**What is being asked**
Examine the material below and count the lines that hold the word "this". Report only the number.

**Input data**
>> begin

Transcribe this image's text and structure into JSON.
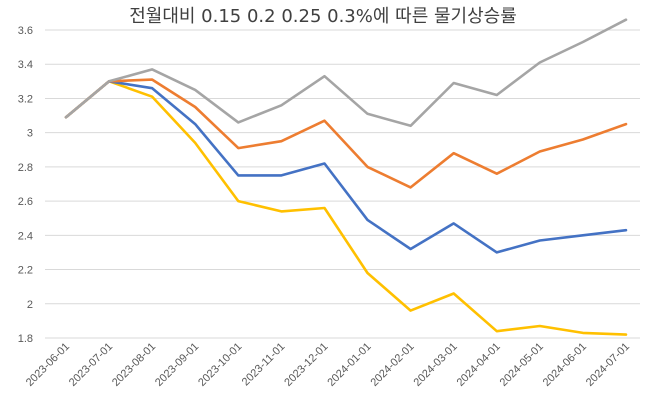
{
  "chart_data": {
    "type": "line",
    "title": "전월대비 0.15 0.2 0.25 0.3%에 따른 물기상승률",
    "xlabel": "",
    "ylabel": "",
    "ylim": [
      1.8,
      3.6
    ],
    "yticks": [
      "1.8",
      "2",
      "2.2",
      "2.4",
      "2.6",
      "2.8",
      "3",
      "3.2",
      "3.4",
      "3.6"
    ],
    "grid": true,
    "legend": "none",
    "categories": [
      "2023-06-01",
      "2023-07-01",
      "2023-08-01",
      "2023-09-01",
      "2023-10-01",
      "2023-11-01",
      "2023-12-01",
      "2024-01-01",
      "2024-02-01",
      "2024-03-01",
      "2024-04-01",
      "2024-05-01",
      "2024-06-01",
      "2024-07-01"
    ],
    "series": [
      {
        "name": "0.15",
        "color": "#ffc000",
        "values": [
          3.09,
          3.3,
          3.21,
          2.94,
          2.6,
          2.54,
          2.56,
          2.18,
          1.96,
          2.06,
          1.84,
          1.87,
          1.83,
          1.82
        ]
      },
      {
        "name": "0.2",
        "color": "#4472c4",
        "values": [
          3.09,
          3.3,
          3.26,
          3.05,
          2.75,
          2.75,
          2.82,
          2.49,
          2.32,
          2.47,
          2.3,
          2.37,
          2.4,
          2.43
        ]
      },
      {
        "name": "0.25",
        "color": "#ed7d31",
        "values": [
          3.09,
          3.3,
          3.31,
          3.15,
          2.91,
          2.95,
          3.07,
          2.8,
          2.68,
          2.88,
          2.76,
          2.89,
          2.96,
          3.05
        ]
      },
      {
        "name": "0.3",
        "color": "#a5a5a5",
        "values": [
          3.09,
          3.3,
          3.37,
          3.25,
          3.06,
          3.16,
          3.33,
          3.11,
          3.04,
          3.29,
          3.22,
          3.41,
          3.53,
          3.66
        ]
      }
    ]
  }
}
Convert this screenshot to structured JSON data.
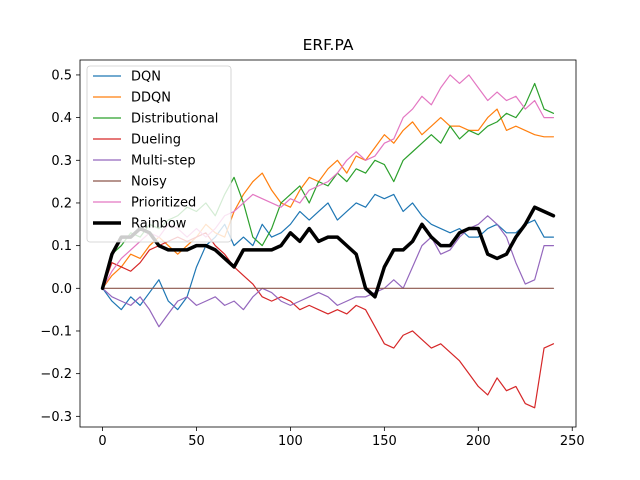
{
  "chart_data": {
    "type": "line",
    "title": "ERF.PA",
    "xlabel": "",
    "ylabel": "",
    "xlim": [
      -12,
      252
    ],
    "ylim": [
      -0.325,
      0.535
    ],
    "xticks": [
      0,
      50,
      100,
      150,
      200,
      250
    ],
    "yticks": [
      -0.3,
      -0.2,
      -0.1,
      0.0,
      0.1,
      0.2,
      0.3,
      0.4,
      0.5
    ],
    "xtick_labels": [
      "0",
      "50",
      "100",
      "150",
      "200",
      "250"
    ],
    "ytick_labels": [
      "−0.3",
      "−0.2",
      "−0.1",
      "0.0",
      "0.1",
      "0.2",
      "0.3",
      "0.4",
      "0.5"
    ],
    "grid": false,
    "legend_position": "top-left",
    "series": [
      {
        "name": "DQN",
        "color": "#1f77b4",
        "width": 1.2,
        "x": [
          0,
          5,
          10,
          15,
          20,
          25,
          30,
          35,
          40,
          45,
          50,
          55,
          60,
          65,
          70,
          75,
          80,
          85,
          90,
          95,
          100,
          105,
          110,
          115,
          120,
          125,
          130,
          135,
          140,
          145,
          150,
          155,
          160,
          165,
          170,
          175,
          180,
          185,
          190,
          195,
          200,
          205,
          210,
          215,
          220,
          225,
          230,
          235,
          240
        ],
        "y": [
          0.0,
          -0.03,
          -0.05,
          -0.02,
          -0.04,
          -0.01,
          0.02,
          -0.03,
          -0.05,
          -0.02,
          0.05,
          0.1,
          0.12,
          0.15,
          0.1,
          0.12,
          0.1,
          0.15,
          0.12,
          0.13,
          0.15,
          0.18,
          0.16,
          0.18,
          0.2,
          0.16,
          0.18,
          0.2,
          0.19,
          0.22,
          0.21,
          0.22,
          0.18,
          0.2,
          0.17,
          0.15,
          0.14,
          0.13,
          0.14,
          0.12,
          0.12,
          0.14,
          0.15,
          0.13,
          0.13,
          0.15,
          0.16,
          0.12,
          0.12
        ]
      },
      {
        "name": "DDQN",
        "color": "#ff7f0e",
        "width": 1.2,
        "x": [
          0,
          5,
          10,
          15,
          20,
          25,
          30,
          35,
          40,
          45,
          50,
          55,
          60,
          65,
          70,
          75,
          80,
          85,
          90,
          95,
          100,
          105,
          110,
          115,
          120,
          125,
          130,
          135,
          140,
          145,
          150,
          155,
          160,
          165,
          170,
          175,
          180,
          185,
          190,
          195,
          200,
          205,
          210,
          215,
          220,
          225,
          230,
          235,
          240
        ],
        "y": [
          0.0,
          0.03,
          0.05,
          0.08,
          0.07,
          0.1,
          0.12,
          0.1,
          0.08,
          0.1,
          0.12,
          0.15,
          0.13,
          0.12,
          0.18,
          0.22,
          0.25,
          0.27,
          0.23,
          0.2,
          0.19,
          0.23,
          0.26,
          0.25,
          0.28,
          0.3,
          0.27,
          0.31,
          0.3,
          0.33,
          0.36,
          0.34,
          0.37,
          0.39,
          0.36,
          0.38,
          0.4,
          0.38,
          0.38,
          0.37,
          0.37,
          0.4,
          0.42,
          0.37,
          0.38,
          0.37,
          0.36,
          0.355,
          0.355
        ]
      },
      {
        "name": "Distributional",
        "color": "#2ca02c",
        "width": 1.2,
        "x": [
          0,
          5,
          10,
          15,
          20,
          25,
          30,
          35,
          40,
          45,
          50,
          55,
          60,
          65,
          70,
          75,
          80,
          85,
          90,
          95,
          100,
          105,
          110,
          115,
          120,
          125,
          130,
          135,
          140,
          145,
          150,
          155,
          160,
          165,
          170,
          175,
          180,
          185,
          190,
          195,
          200,
          205,
          210,
          215,
          220,
          225,
          230,
          235,
          240
        ],
        "y": [
          0.0,
          0.08,
          0.1,
          0.13,
          0.12,
          0.15,
          0.14,
          0.16,
          0.17,
          0.19,
          0.18,
          0.2,
          0.17,
          0.22,
          0.26,
          0.2,
          0.12,
          0.1,
          0.14,
          0.2,
          0.22,
          0.24,
          0.2,
          0.25,
          0.24,
          0.27,
          0.25,
          0.28,
          0.27,
          0.3,
          0.29,
          0.25,
          0.3,
          0.32,
          0.34,
          0.36,
          0.34,
          0.38,
          0.35,
          0.37,
          0.36,
          0.38,
          0.39,
          0.41,
          0.4,
          0.43,
          0.48,
          0.42,
          0.41
        ]
      },
      {
        "name": "Dueling",
        "color": "#d62728",
        "width": 1.2,
        "x": [
          0,
          5,
          10,
          15,
          20,
          25,
          30,
          35,
          40,
          45,
          50,
          55,
          60,
          65,
          70,
          75,
          80,
          85,
          90,
          95,
          100,
          105,
          110,
          115,
          120,
          125,
          130,
          135,
          140,
          145,
          150,
          155,
          160,
          165,
          170,
          175,
          180,
          185,
          190,
          195,
          200,
          205,
          210,
          215,
          220,
          225,
          230,
          235,
          240
        ],
        "y": [
          0.0,
          0.06,
          0.05,
          0.04,
          0.06,
          0.09,
          0.1,
          0.11,
          0.12,
          0.11,
          0.12,
          0.13,
          0.1,
          0.08,
          0.05,
          0.03,
          0.01,
          -0.02,
          -0.03,
          -0.02,
          -0.03,
          -0.05,
          -0.04,
          -0.05,
          -0.06,
          -0.05,
          -0.06,
          -0.04,
          -0.05,
          -0.09,
          -0.13,
          -0.14,
          -0.11,
          -0.1,
          -0.12,
          -0.14,
          -0.13,
          -0.15,
          -0.17,
          -0.2,
          -0.23,
          -0.25,
          -0.21,
          -0.24,
          -0.23,
          -0.27,
          -0.28,
          -0.14,
          -0.13
        ]
      },
      {
        "name": "Multi-step",
        "color": "#9467bd",
        "width": 1.2,
        "x": [
          0,
          5,
          10,
          15,
          20,
          25,
          30,
          35,
          40,
          45,
          50,
          55,
          60,
          65,
          70,
          75,
          80,
          85,
          90,
          95,
          100,
          105,
          110,
          115,
          120,
          125,
          130,
          135,
          140,
          145,
          150,
          155,
          160,
          165,
          170,
          175,
          180,
          185,
          190,
          195,
          200,
          205,
          210,
          215,
          220,
          225,
          230,
          235,
          240
        ],
        "y": [
          0.0,
          -0.02,
          -0.03,
          -0.04,
          -0.02,
          -0.05,
          -0.09,
          -0.06,
          -0.03,
          -0.02,
          -0.04,
          -0.03,
          -0.02,
          -0.04,
          -0.03,
          -0.05,
          -0.02,
          0.0,
          -0.01,
          -0.03,
          -0.04,
          -0.03,
          -0.02,
          -0.01,
          -0.02,
          -0.04,
          -0.03,
          -0.02,
          -0.02,
          -0.01,
          0.0,
          0.02,
          0.0,
          0.05,
          0.1,
          0.12,
          0.08,
          0.09,
          0.12,
          0.14,
          0.15,
          0.17,
          0.15,
          0.12,
          0.06,
          0.01,
          0.02,
          0.1,
          0.1
        ]
      },
      {
        "name": "Noisy",
        "color": "#8c564b",
        "width": 1.2,
        "x": [
          0,
          240
        ],
        "y": [
          0.0,
          0.0
        ]
      },
      {
        "name": "Prioritized",
        "color": "#e377c2",
        "width": 1.2,
        "x": [
          0,
          5,
          10,
          15,
          20,
          25,
          30,
          35,
          40,
          45,
          50,
          55,
          60,
          65,
          70,
          75,
          80,
          85,
          90,
          95,
          100,
          105,
          110,
          115,
          120,
          125,
          130,
          135,
          140,
          145,
          150,
          155,
          160,
          165,
          170,
          175,
          180,
          185,
          190,
          195,
          200,
          205,
          210,
          215,
          220,
          225,
          230,
          235,
          240
        ],
        "y": [
          0.0,
          0.04,
          0.07,
          0.09,
          0.11,
          0.13,
          0.12,
          0.15,
          0.14,
          0.12,
          0.14,
          0.12,
          0.14,
          0.17,
          0.18,
          0.2,
          0.22,
          0.21,
          0.2,
          0.19,
          0.21,
          0.2,
          0.23,
          0.24,
          0.25,
          0.27,
          0.3,
          0.32,
          0.3,
          0.31,
          0.34,
          0.35,
          0.4,
          0.42,
          0.45,
          0.43,
          0.47,
          0.5,
          0.48,
          0.5,
          0.47,
          0.44,
          0.46,
          0.44,
          0.45,
          0.42,
          0.44,
          0.4,
          0.4
        ]
      },
      {
        "name": "Rainbow",
        "color": "#000000",
        "width": 3.5,
        "x": [
          0,
          5,
          10,
          15,
          20,
          25,
          30,
          35,
          40,
          45,
          50,
          55,
          60,
          65,
          70,
          75,
          80,
          85,
          90,
          95,
          100,
          105,
          110,
          115,
          120,
          125,
          130,
          135,
          140,
          145,
          150,
          155,
          160,
          165,
          170,
          175,
          180,
          185,
          190,
          195,
          200,
          205,
          210,
          215,
          220,
          225,
          230,
          235,
          240
        ],
        "y": [
          0.0,
          0.08,
          0.12,
          0.12,
          0.14,
          0.13,
          0.1,
          0.09,
          0.09,
          0.09,
          0.1,
          0.1,
          0.09,
          0.07,
          0.05,
          0.09,
          0.09,
          0.09,
          0.09,
          0.1,
          0.13,
          0.11,
          0.14,
          0.11,
          0.12,
          0.12,
          0.1,
          0.08,
          0.0,
          -0.02,
          0.05,
          0.09,
          0.09,
          0.11,
          0.15,
          0.12,
          0.1,
          0.1,
          0.13,
          0.14,
          0.14,
          0.08,
          0.07,
          0.08,
          0.12,
          0.15,
          0.19,
          0.18,
          0.17
        ]
      }
    ]
  }
}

>> end

**The response**
2